Extracted records:
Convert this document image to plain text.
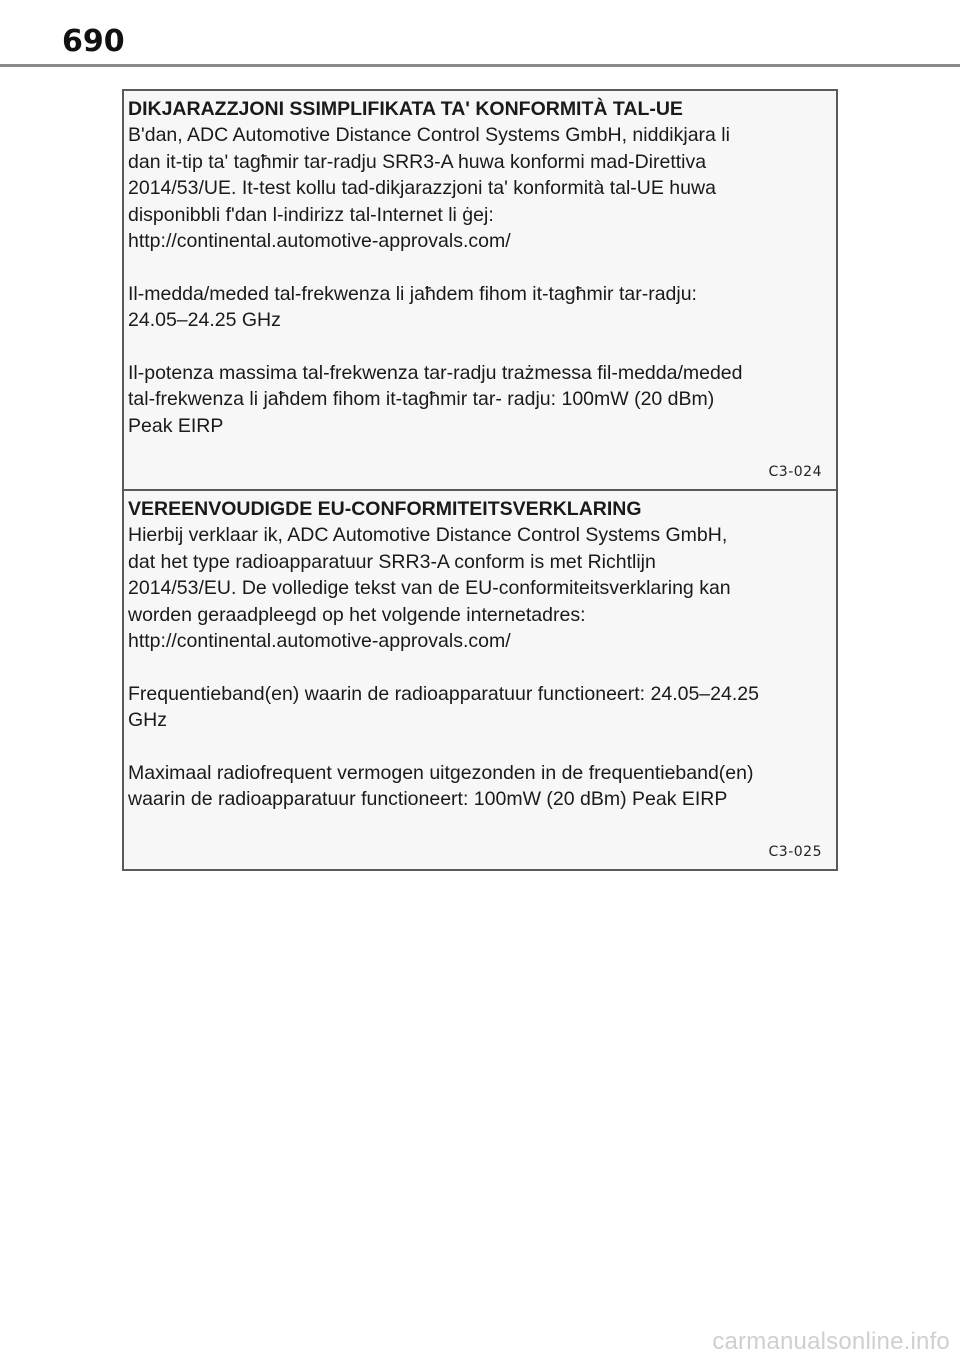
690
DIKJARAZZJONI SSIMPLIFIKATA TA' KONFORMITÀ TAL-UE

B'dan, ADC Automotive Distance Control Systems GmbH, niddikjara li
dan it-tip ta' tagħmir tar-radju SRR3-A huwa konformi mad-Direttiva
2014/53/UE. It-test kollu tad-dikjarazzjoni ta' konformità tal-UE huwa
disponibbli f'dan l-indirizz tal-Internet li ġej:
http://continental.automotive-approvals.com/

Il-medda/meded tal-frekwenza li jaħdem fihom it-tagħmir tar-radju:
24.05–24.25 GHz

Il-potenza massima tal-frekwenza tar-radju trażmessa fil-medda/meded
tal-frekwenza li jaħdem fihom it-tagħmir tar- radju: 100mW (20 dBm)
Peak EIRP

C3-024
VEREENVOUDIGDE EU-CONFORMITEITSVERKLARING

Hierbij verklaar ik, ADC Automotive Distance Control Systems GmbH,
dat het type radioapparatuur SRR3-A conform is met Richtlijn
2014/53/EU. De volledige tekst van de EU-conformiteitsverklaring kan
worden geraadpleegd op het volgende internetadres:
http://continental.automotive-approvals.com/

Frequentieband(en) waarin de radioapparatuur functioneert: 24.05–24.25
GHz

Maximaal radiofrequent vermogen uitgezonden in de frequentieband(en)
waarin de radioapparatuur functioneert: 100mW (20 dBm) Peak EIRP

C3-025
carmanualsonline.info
...
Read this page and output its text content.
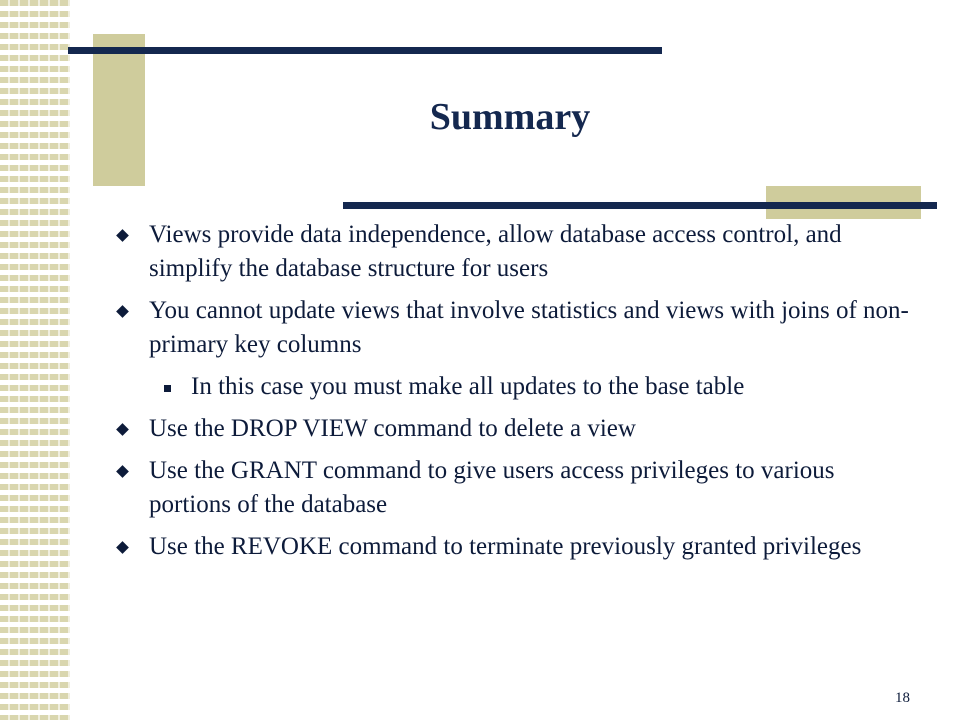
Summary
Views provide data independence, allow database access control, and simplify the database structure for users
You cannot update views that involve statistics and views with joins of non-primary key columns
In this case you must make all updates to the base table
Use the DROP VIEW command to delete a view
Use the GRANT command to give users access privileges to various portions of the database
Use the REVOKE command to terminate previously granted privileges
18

Your instructions: State the count of lines that contain the string "fihom". Nothing else is needed.

Solution below: 2